## Work required
From the entries below, tally how many lines contain "Charni" and report only that figure.

## Available data
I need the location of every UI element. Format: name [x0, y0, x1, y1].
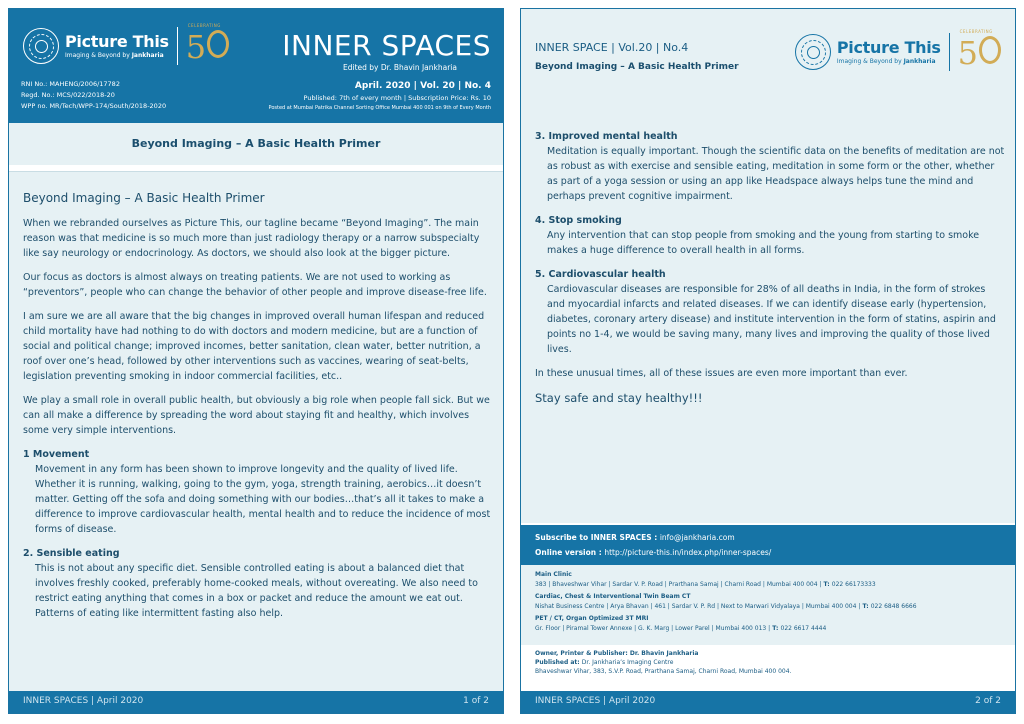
- page-subheading: Beyond Imaging – A Basic Health Primer: [535, 62, 739, 72]
- list-item-text: Any intervention that can stop people from smoking and the young from starting to smoke makes a huge difference to overall health in all forms.: [547, 230, 980, 256]
- paragraph: Our focus as doctors is almost always on treating patients. We are not used to working as “preventors”, people who can change the behavior of other people and improve disease-free life.: [23, 272, 487, 298]
- clinic-heading: PET / CT, Organ Optimized 3T MRI: [535, 615, 649, 622]
- list-item: [535, 267, 1005, 357]
- page-subheading: Beyond Imaging – A Basic Health Primer: [9, 123, 503, 165]
- anniversary-50-logo: CELEBRATING 5: [186, 30, 229, 63]
- published-at-line: Published at: Dr. Jankharia’s Imaging Centre: [535, 659, 674, 666]
- list-item-text: Cardiovascular diseases are responsible for 28% of all deaths in India, in the form of strokes and myocardial infarcts and related diseases. If we can identify disease early (hypertension, diabetes, coronary artery disease) and institute intervention in the form of statins, aspirin and points no 1-4, we would be saving many, many lives and improving the quality of those lived lives.: [547, 284, 996, 355]
- brand-tagline: Imaging & Beyond by Jankharia: [836, 57, 936, 65]
- list-item-title: 2. Sensible eating: [23, 548, 120, 559]
- publisher-address: Bhaveshwar Vihar, 383, S.V.P. Road, Prarthana Samaj, Charni Road, Mumbai 400 004.: [535, 668, 792, 675]
- closing-paragraph: In these unusual times, all of these issues are even more important than ever.: [535, 368, 908, 379]
- clinic-heading: Main Clinic: [535, 571, 572, 578]
- clinic-address: Nishat Business Centre | Arya Bhavan | 461 | Sardar V. P. Rd | Next to Marwari Vidyalaya | Mumbai 400 004 | T: 022 6848 6666: [535, 602, 917, 610]
- list-item-title: 1 Movement: [23, 449, 90, 460]
- logo-emblem-icon: [795, 34, 831, 70]
- page-number: 1 of 2: [463, 696, 489, 706]
- subscribe-band: [521, 525, 1015, 565]
- clinic-contacts: [521, 565, 1015, 645]
- masthead: [9, 9, 503, 123]
- list-item-title: 3. Improved mental health: [535, 131, 678, 142]
- list-item-title: 4. Stop smoking: [535, 215, 622, 226]
- page-number: 2 of 2: [975, 696, 1001, 706]
- article-body: [535, 129, 1005, 415]
- paragraph: I am sure we are all aware that the big changes in improved overall human lifespan and reduced child mortality have had nothing to do with doctors and modern medicine, but are a function of social and political change; improved incomes, better sanitation, clean water, better nutrition, a roof over one’s head, followed by other interventions such as vaccines, wearing of seat-belts, legislation preventing smoking in indoor commercial facilities, etc..: [23, 311, 485, 382]
- footer-title: INNER SPACES | April 2020: [535, 696, 656, 706]
- list-item-title: 5. Cardiovascular health: [535, 269, 666, 280]
- signoff: Stay safe and stay healthy!!!: [535, 391, 703, 405]
- subscribe-email-link[interactable]: info@jankharia.com: [659, 533, 735, 542]
- owner-line: Owner, Printer & Publisher: Dr. Bhavin Jankharia: [535, 650, 699, 657]
- brand-logo: [23, 22, 229, 66]
- series-info: INNER SPACE | Vol.20 | No.4: [535, 41, 689, 54]
- footer-title: INNER SPACES | April 2020: [23, 696, 144, 706]
- list-item: [535, 213, 1005, 258]
- publisher-info: [521, 649, 1015, 676]
- subscribe-line: Subscribe to INNER SPACES : info@jankharia.com: [535, 533, 735, 542]
- newsletter-title: INNER SPACES: [282, 29, 491, 62]
- list-item-text: This is not about any specific diet. Sensible controlled eating is about a balanced diet that involves freshly cooked, preferably home-cooked meals, without overeating. We also need to restrict eating anything that comes in a box or packet and reduce the amount we eat out. Patterns of eating like intermittent fasting also help.: [35, 563, 478, 619]
- brand-name: Picture This: [65, 31, 169, 51]
- clinic-address: 383 | Bhaveshwar Vihar | Sardar V. P. Road | Prarthana Samaj | Charni Road | Mumbai 400 004 | T: 022 66173333: [535, 580, 876, 588]
- list-item: [535, 129, 1005, 204]
- list-item-text: Movement in any form has been shown to improve longevity and the quality of lived life. Whether it is running, walking, going to the gym, yoga, strength training, aerobics…it doesn’t matter. Getting off the sofa and doing something with our bodies…that’s all it takes to make a difference to improve cardiovascular health, mental health and to reduce the incidence of most forms of disease.: [35, 464, 491, 535]
- brand-logo: [795, 28, 1001, 72]
- paragraph: We play a small role in overall public health, but obviously a big role when people fall sick. But we can all make a difference by spreading the word about staying fit and healthy, which involves some very simple interventions.: [23, 395, 490, 436]
- newsletter-page-1: [8, 8, 504, 714]
- newsletter-page-2: [520, 8, 1016, 714]
- page-footer: [9, 691, 503, 713]
- clinic-address: Gr. Floor | Piramal Tower Annexe | G. K. Marg | Lower Parel | Mumbai 400 013 | T: 022 6617 4444: [535, 624, 827, 632]
- list-item: [23, 447, 493, 537]
- page-footer: [521, 691, 1015, 713]
- anniversary-50-logo: CELEBRATING 5: [958, 36, 1001, 69]
- paragraph: When we rebranded ourselves as Picture This, our tagline became “Beyond Imaging”. The main reason was that medicine is so much more than just radiology therapy or a narrow subspecialty like say neurology or endocrinology. As doctors, we should also look at the bigger picture.: [23, 218, 480, 259]
- editor-credit: Edited by Dr. Bhavin Jankharia: [343, 63, 457, 72]
- issue-info: April. 2020 | Vol. 20 | No. 4 Published: 7th of every month | Subscription Price: Rs. 10 Posted at Mumbai Patrika Channel Sorting Office Mumbai 400 001 on 9th of Every Month: [268, 81, 491, 111]
- logo-emblem-icon: [23, 28, 59, 64]
- article-heading: Beyond Imaging – A Basic Health Primer: [23, 191, 265, 205]
- list-item: [23, 546, 493, 621]
- online-version-link[interactable]: http://picture-this.in/index.php/inner-spaces/: [604, 548, 772, 557]
- article-body: [23, 191, 493, 630]
- list-item-text: Meditation is equally important. Though the scientific data on the benefits of meditation are not as robust as with exercise and sensible eating, meditation in some form or the other, whether as part of a yoga session or using an app like Headspace always helps tune the mind and perhaps prevent cognitive impairment.: [547, 146, 1005, 202]
- brand-tagline: Imaging & Beyond by Jankharia: [65, 51, 164, 59]
- online-line: Online version : http://picture-this.in/index.php/inner-spaces/: [535, 548, 772, 557]
- brand-name: Picture This: [836, 37, 941, 57]
- page-header: [521, 9, 1015, 123]
- clinic-heading: Cardiac, Chest & Interventional Twin Beam CT: [535, 593, 691, 600]
- registration-info: RNI No.: MAHENG/2006/17782 Regd. No.: MCS/022/2018-20 WPP no. MR/Tech/WPP-174/South/2018-2020: [21, 80, 167, 110]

## Response to the exercise
2